Only lines with the string "изложить" matter here; gather them from the material below.

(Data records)
** Begin **
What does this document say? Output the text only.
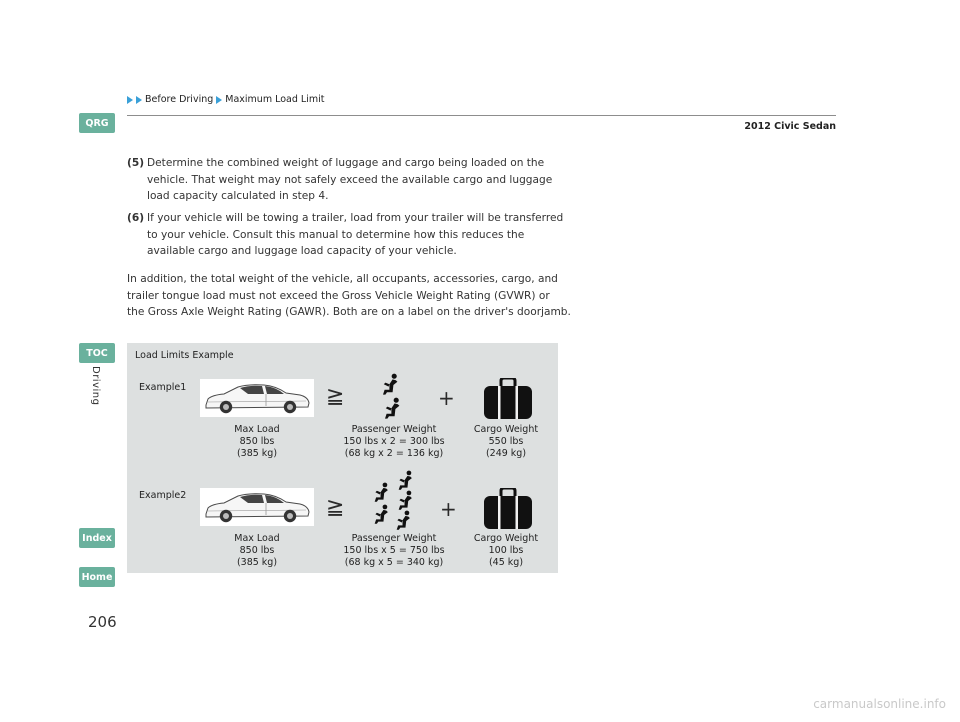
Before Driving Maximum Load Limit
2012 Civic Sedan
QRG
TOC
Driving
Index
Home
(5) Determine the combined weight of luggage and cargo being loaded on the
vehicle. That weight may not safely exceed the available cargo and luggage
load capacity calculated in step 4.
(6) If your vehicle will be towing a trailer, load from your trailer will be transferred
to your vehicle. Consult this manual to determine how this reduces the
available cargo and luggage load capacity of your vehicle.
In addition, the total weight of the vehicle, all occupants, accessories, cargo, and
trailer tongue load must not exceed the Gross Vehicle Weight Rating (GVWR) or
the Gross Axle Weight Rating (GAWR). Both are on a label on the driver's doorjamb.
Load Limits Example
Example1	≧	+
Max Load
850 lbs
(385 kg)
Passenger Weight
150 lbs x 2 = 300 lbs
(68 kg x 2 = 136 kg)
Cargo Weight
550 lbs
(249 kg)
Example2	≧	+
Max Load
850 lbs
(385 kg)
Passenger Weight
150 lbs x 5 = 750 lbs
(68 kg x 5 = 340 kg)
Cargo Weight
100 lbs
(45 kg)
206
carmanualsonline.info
** End **
** Begin **
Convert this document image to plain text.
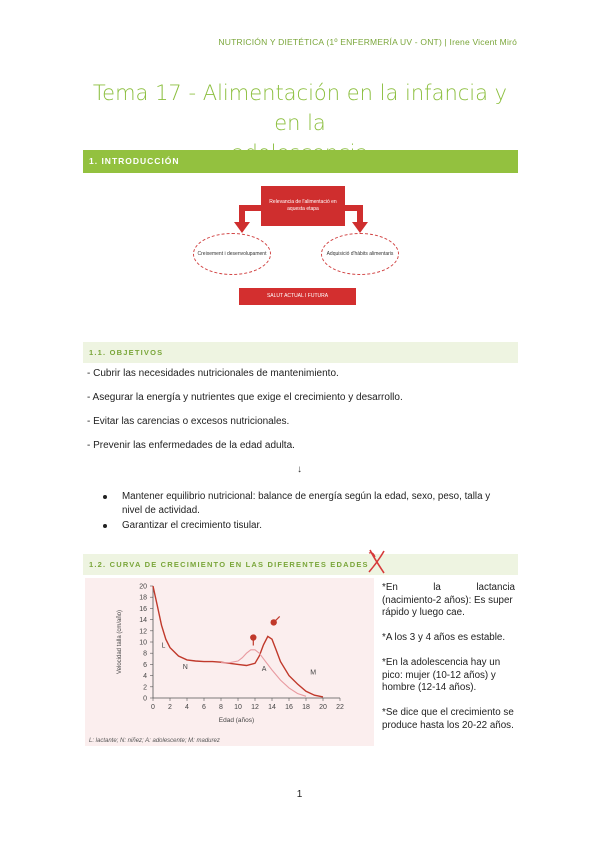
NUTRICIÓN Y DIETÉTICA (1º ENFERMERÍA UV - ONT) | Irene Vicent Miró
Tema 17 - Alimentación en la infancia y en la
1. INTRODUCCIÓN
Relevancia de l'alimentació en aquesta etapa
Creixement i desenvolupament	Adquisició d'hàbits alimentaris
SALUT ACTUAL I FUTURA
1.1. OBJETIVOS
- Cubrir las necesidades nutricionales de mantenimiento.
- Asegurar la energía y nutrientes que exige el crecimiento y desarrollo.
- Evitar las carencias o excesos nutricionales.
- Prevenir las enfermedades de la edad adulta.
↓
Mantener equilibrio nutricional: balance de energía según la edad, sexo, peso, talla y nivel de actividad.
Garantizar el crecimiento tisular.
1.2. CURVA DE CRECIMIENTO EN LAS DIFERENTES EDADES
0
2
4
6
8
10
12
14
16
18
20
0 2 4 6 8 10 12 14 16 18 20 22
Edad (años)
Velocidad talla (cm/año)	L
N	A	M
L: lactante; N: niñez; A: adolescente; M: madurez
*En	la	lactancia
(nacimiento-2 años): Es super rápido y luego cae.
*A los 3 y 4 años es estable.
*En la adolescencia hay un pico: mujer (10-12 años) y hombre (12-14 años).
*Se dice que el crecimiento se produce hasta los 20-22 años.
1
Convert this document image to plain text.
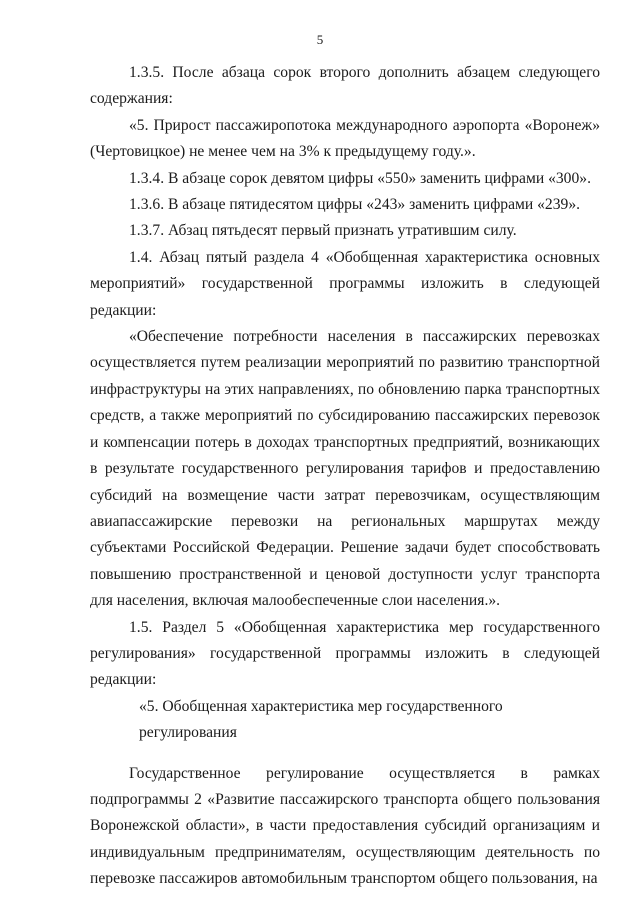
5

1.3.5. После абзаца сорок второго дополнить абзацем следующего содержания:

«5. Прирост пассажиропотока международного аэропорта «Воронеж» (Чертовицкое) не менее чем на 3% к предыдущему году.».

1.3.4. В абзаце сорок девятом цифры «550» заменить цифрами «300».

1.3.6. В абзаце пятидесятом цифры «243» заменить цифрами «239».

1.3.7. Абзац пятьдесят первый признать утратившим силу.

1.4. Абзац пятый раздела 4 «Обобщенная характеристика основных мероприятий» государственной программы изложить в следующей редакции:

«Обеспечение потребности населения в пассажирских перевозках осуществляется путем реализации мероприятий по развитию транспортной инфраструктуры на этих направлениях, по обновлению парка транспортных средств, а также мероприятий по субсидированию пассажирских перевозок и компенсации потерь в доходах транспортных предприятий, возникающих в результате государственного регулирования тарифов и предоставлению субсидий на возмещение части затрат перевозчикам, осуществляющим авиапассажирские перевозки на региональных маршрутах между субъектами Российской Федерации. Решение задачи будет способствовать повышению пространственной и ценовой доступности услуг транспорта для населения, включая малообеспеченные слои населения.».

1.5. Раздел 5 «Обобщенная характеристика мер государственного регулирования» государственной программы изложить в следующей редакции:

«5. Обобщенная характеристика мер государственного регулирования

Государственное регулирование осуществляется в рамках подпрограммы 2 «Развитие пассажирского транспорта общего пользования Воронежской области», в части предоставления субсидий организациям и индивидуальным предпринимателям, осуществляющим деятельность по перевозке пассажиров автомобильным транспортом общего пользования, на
** End **
__TASK ANSWER__
1.4. Абзац пятый раздела 4 «Обобщенная характеристика основных мероприятий» государственной программы изложить в следующей редакции:
1.5. Раздел 5 «Обобщенная характеристика мер государственного регулирования» государственной программы изложить в следующей редакции:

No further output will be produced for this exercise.